TASK STATEMENT.
Produce the listing below again, exactly as shown.

RAW DATA.
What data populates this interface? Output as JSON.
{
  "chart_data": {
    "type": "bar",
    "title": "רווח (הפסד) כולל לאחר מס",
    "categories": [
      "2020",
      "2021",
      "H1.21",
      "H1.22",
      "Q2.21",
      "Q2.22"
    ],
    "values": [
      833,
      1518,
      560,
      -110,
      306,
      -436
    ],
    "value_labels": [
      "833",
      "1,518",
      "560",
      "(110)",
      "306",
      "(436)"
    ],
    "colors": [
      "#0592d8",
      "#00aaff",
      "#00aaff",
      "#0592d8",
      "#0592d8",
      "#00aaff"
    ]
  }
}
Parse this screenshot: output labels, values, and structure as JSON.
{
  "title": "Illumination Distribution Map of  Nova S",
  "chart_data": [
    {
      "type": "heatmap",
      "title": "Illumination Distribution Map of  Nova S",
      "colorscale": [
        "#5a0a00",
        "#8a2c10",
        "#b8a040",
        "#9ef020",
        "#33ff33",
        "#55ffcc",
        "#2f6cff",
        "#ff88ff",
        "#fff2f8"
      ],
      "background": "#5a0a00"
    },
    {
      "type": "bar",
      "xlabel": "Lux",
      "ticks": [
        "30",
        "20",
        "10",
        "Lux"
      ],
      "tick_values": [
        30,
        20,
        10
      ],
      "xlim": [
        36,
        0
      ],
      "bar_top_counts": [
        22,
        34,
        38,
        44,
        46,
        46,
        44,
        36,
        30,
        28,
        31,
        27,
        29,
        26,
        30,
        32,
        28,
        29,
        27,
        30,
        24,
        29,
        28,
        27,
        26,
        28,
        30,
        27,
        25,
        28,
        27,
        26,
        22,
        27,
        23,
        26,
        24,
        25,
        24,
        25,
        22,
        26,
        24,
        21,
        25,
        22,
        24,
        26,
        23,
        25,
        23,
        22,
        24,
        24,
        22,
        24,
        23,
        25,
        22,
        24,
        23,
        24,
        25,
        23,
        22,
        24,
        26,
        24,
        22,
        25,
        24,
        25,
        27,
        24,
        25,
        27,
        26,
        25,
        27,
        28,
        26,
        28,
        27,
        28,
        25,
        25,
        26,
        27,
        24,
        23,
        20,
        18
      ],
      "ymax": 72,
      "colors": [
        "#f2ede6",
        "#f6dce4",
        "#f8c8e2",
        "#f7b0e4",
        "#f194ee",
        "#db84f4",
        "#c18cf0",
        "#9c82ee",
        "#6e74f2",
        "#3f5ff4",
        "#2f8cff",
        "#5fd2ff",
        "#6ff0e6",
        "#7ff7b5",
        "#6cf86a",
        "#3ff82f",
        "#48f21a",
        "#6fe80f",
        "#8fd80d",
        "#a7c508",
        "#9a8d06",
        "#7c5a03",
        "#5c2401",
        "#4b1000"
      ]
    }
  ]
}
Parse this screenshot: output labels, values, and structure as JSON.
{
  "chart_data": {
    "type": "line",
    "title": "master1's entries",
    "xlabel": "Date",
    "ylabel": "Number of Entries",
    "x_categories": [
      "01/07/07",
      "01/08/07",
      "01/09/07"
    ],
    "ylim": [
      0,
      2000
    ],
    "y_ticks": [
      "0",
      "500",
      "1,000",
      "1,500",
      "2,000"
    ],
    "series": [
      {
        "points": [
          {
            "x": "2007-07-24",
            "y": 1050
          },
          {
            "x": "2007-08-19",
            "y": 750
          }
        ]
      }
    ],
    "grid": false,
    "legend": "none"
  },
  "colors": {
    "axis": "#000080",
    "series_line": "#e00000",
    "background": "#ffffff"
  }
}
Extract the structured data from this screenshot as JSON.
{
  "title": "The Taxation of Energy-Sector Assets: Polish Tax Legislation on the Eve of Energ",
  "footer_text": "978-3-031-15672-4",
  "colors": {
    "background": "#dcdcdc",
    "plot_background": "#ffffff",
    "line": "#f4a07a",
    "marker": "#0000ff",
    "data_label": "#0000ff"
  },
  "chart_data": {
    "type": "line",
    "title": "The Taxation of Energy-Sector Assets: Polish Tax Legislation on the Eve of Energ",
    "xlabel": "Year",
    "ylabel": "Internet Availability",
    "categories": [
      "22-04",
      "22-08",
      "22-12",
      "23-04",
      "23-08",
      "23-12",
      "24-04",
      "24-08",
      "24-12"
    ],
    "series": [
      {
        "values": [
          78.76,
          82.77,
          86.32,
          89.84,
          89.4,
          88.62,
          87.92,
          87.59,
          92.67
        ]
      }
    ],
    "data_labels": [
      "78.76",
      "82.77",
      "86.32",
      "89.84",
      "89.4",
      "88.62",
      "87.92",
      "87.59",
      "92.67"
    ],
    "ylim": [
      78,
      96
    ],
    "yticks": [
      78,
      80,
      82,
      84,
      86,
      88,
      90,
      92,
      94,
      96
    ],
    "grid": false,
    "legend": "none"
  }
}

TASK RESULT.
What data populates this interface? Output as JSON.
{
  "chart_data": {
    "type": "bar",
    "title": "רווח (הפסד) כולל לאחר מס",
    "categories": [
      "2020",
      "2021",
      "H1.21",
      "H1.22",
      "Q2.21",
      "Q2.22"
    ],
    "values": [
      833,
      1518,
      560,
      -110,
      306,
      -436
    ],
    "value_labels": [
      "833",
      "1,518",
      "560",
      "(110)",
      "306",
      "(436)"
    ],
    "colors": [
      "#0592d8",
      "#00aaff",
      "#00aaff",
      "#0592d8",
      "#0592d8",
      "#00aaff"
    ]
  }
}
Parse this screenshot: output labels, values, and structure as JSON.
{
  "title": "Illumination Distribution Map of  Nova S",
  "chart_data": [
    {
      "type": "heatmap",
      "title": "Illumination Distribution Map of  Nova S",
      "colorscale": [
        "#5a0a00",
        "#8a2c10",
        "#b8a040",
        "#9ef020",
        "#33ff33",
        "#55ffcc",
        "#2f6cff",
        "#ff88ff",
        "#fff2f8"
      ],
      "background": "#5a0a00"
    },
    {
      "type": "bar",
      "xlabel": "Lux",
      "ticks": [
        "30",
        "20",
        "10",
        "Lux"
      ],
      "tick_values": [
        30,
        20,
        10
      ],
      "xlim": [
        36,
        0
      ],
      "bar_top_counts": [
        22,
        34,
        38,
        44,
        46,
        46,
        44,
        36,
        30,
        28,
        31,
        27,
        29,
        26,
        30,
        32,
        28,
        29,
        27,
        30,
        24,
        29,
        28,
        27,
        26,
        28,
        30,
        27,
        25,
        28,
        27,
        26,
        22,
        27,
        23,
        26,
        24,
        25,
        24,
        25,
        22,
        26,
        24,
        21,
        25,
        22,
        24,
        26,
        23,
        25,
        23,
        22,
        24,
        24,
        22,
        24,
        23,
        25,
        22,
        24,
        23,
        24,
        25,
        23,
        22,
        24,
        26,
        24,
        22,
        25,
        24,
        25,
        27,
        24,
        25,
        27,
        26,
        25,
        27,
        28,
        26,
        28,
        27,
        28,
        25,
        25,
        26,
        27,
        24,
        23,
        20,
        18
      ],
      "ymax": 72,
      "colors": [
        "#f2ede6",
        "#f6dce4",
        "#f8c8e2",
        "#f7b0e4",
        "#f194ee",
        "#db84f4",
        "#c18cf0",
        "#9c82ee",
        "#6e74f2",
        "#3f5ff4",
        "#2f8cff",
        "#5fd2ff",
        "#6ff0e6",
        "#7ff7b5",
        "#6cf86a",
        "#3ff82f",
        "#48f21a",
        "#6fe80f",
        "#8fd80d",
        "#a7c508",
        "#9a8d06",
        "#7c5a03",
        "#5c2401",
        "#4b1000"
      ]
    }
  ]
}
Parse this screenshot: output labels, values, and structure as JSON.
{
  "chart_data": {
    "type": "line",
    "title": "master1's entries",
    "xlabel": "Date",
    "ylabel": "Number of Entries",
    "x_categories": [
      "01/07/07",
      "01/08/07",
      "01/09/07"
    ],
    "ylim": [
      0,
      2000
    ],
    "y_ticks": [
      "0",
      "500",
      "1,000",
      "1,500",
      "2,000"
    ],
    "series": [
      {
        "points": [
          {
            "x": "2007-07-24",
            "y": 1050
          },
          {
            "x": "2007-08-19",
            "y": 750
          }
        ]
      }
    ],
    "grid": false,
    "legend": "none"
  },
  "colors": {
    "axis": "#000080",
    "series_line": "#e00000",
    "background": "#ffffff"
  }
}
Extract the structured data from this screenshot as JSON.
{
  "title": "The Taxation of Energy-Sector Assets: Polish Tax Legislation on the Eve of Energ",
  "footer_text": "978-3-031-15672-4",
  "colors": {
    "background": "#dcdcdc",
    "plot_background": "#ffffff",
    "line": "#f4a07a",
    "marker": "#0000ff",
    "data_label": "#0000ff"
  },
  "chart_data": {
    "type": "line",
    "title": "The Taxation of Energy-Sector Assets: Polish Tax Legislation on the Eve of Energ",
    "xlabel": "Year",
    "ylabel": "Internet Availability",
    "categories": [
      "22-04",
      "22-08",
      "22-12",
      "23-04",
      "23-08",
      "23-12",
      "24-04",
      "24-08",
      "24-12"
    ],
    "series": [
      {
        "values": [
          78.76,
          82.77,
          86.32,
          89.84,
          89.4,
          88.62,
          87.92,
          87.59,
          92.67
        ]
      }
    ],
    "data_labels": [
      "78.76",
      "82.77",
      "86.32",
      "89.84",
      "89.4",
      "88.62",
      "87.92",
      "87.59",
      "92.67"
    ],
    "ylim": [
      78,
      96
    ],
    "yticks": [
      78,
      80,
      82,
      84,
      86,
      88,
      90,
      92,
      94,
      96
    ],
    "grid": false,
    "legend": "none"
  }
}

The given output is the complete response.